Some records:
****************

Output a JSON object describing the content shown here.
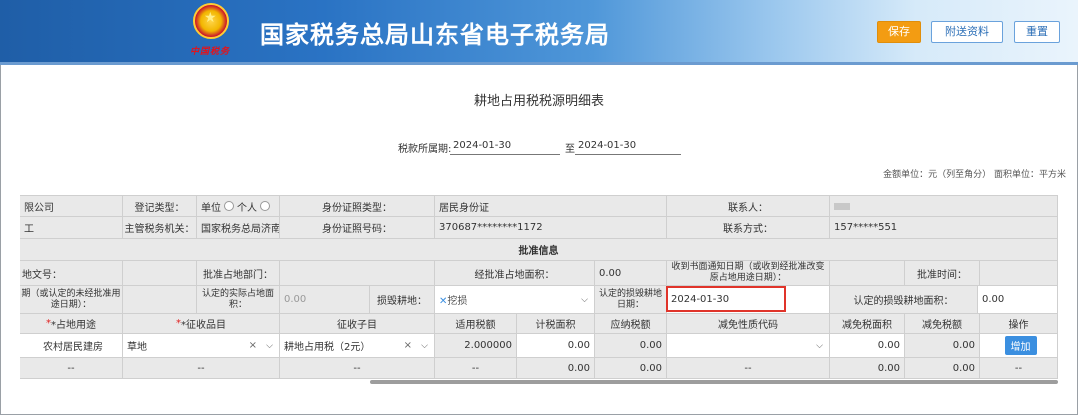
{
  "header": {
    "title": "国家税务总局山东省电子税务局",
    "slogan": "中国税务",
    "save_label": "保存",
    "attach_label": "附送资料",
    "reset_label": "重置"
  },
  "doc": {
    "title": "耕地占用税税源明细表",
    "period_label": "税款所属期:",
    "period_start": "2024-01-30",
    "period_to": "至",
    "period_end": "2024-01-30",
    "unit_note": "金额单位：元（列至角分） 面积单位：平方米"
  },
  "taxpayer": {
    "name_value": "限公司",
    "reg_type_label": "登记类型：",
    "reg_type_opt1": "单位",
    "reg_type_opt2": "个人",
    "id_type_label": "身份证照类型：",
    "id_type_value": "居民身份证",
    "contact_label": "联系人：",
    "row2_left": "工",
    "tax_office_label": "主管税务机关：",
    "tax_office_value": "国家税务总局济南",
    "id_no_label": "身份证照号码：",
    "id_no_value": "370687********1172",
    "phone_label": "联系方式：",
    "phone_value": "157*****551"
  },
  "approval": {
    "section_label": "批准信息",
    "doc_no_label": "地文号：",
    "dept_label": "批准占地部门：",
    "area_label": "经批准占地面积：",
    "area_value": "0.00",
    "notice_date_label": "收到书面通知日期（或收到经批准改变原占地用途日期）：",
    "approve_time_label": "批准时间：",
    "unapproved_label": "期（或认定的未经批准用途日期）：",
    "actual_area_label": "认定的实际占地面积：",
    "actual_area_value": "0.00",
    "damage_label": "损毁耕地：",
    "damage_tag": "挖损",
    "damage_date_label": "认定的损毁耕地日期：",
    "damage_date_value": "2024-01-30",
    "damage_area_label": "认定的损毁耕地面积：",
    "damage_area_value": "0.00"
  },
  "table": {
    "headers": [
      "*占地用途",
      "*征收品目",
      "征收子目",
      "适用税额",
      "计税面积",
      "应纳税额",
      "减免性质代码",
      "减免税面积",
      "减免税额",
      "操作"
    ],
    "row1": {
      "use": "农村居民建房",
      "item": "草地",
      "sub_item": "耕地占用税（2元）",
      "rate": "2.000000",
      "taxable_area": "0.00",
      "tax_payable": "0.00",
      "relief_code": "",
      "relief_area": "0.00",
      "relief_amount": "0.00",
      "action": "增加"
    },
    "row2": {
      "c0": "--",
      "c1": "--",
      "c2": "--",
      "c3": "--",
      "c4": "0.00",
      "c5": "0.00",
      "c6": "--",
      "c7": "0.00",
      "c8": "0.00",
      "c9": "--"
    }
  }
}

****************

-- OBJECTIVE --
Identify each line of the material where the word "title" shows up, and copy it.

-- RESULT OF THE EXERCISE --
    "title": "国家税务总局山东省电子税务局",
    "title": "耕地占用税税源明细表",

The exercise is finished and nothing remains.